_Aim_:
Render every entry verbatim.

_Material for the task_:
---

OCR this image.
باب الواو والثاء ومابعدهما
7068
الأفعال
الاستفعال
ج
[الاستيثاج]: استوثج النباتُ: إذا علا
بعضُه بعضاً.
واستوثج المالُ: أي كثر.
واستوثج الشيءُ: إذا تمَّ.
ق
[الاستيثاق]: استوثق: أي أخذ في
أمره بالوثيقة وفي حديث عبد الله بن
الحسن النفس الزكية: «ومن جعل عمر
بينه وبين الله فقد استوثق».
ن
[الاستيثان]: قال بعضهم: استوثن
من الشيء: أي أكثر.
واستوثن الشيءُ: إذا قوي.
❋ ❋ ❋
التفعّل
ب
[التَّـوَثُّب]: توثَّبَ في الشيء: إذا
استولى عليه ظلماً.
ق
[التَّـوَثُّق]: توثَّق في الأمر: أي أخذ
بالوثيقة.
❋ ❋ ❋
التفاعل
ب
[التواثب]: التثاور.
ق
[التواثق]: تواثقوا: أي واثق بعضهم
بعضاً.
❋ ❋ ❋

---

_Result for this exercise_:
OCR this image.
باب الواو والثاء ومابعدهما
7068
الأفعال
الاستفعال
ج
[الاستيثاج]: استوثج النباتُ: إذا علا
بعضُه بعضاً.
واستوثج المالُ: أي كثر.
واستوثج الشيءُ: إذا تمَّ.
ق
[الاستيثاق]: استوثق: أي أخذ في
أمره بالوثيقة وفي حديث عبد الله بن
الحسن النفس الزكية: «ومن جعل عمر
بينه وبين الله فقد استوثق».
ن
[الاستيثان]: قال بعضهم: استوثن
من الشيء: أي أكثر.
واستوثن الشيءُ: إذا قوي.
❋ ❋ ❋
التفعّل
ب
[التَّـوَثُّب]: توثَّبَ في الشيء: إذا
استولى عليه ظلماً.
ق
[التَّـوَثُّق]: توثَّق في الأمر: أي أخذ
بالوثيقة.
❋ ❋ ❋
التفاعل
ب
[التواثب]: التثاور.
ق
[التواثق]: تواثقوا: أي واثق بعضهم
بعضاً.
❋ ❋ ❋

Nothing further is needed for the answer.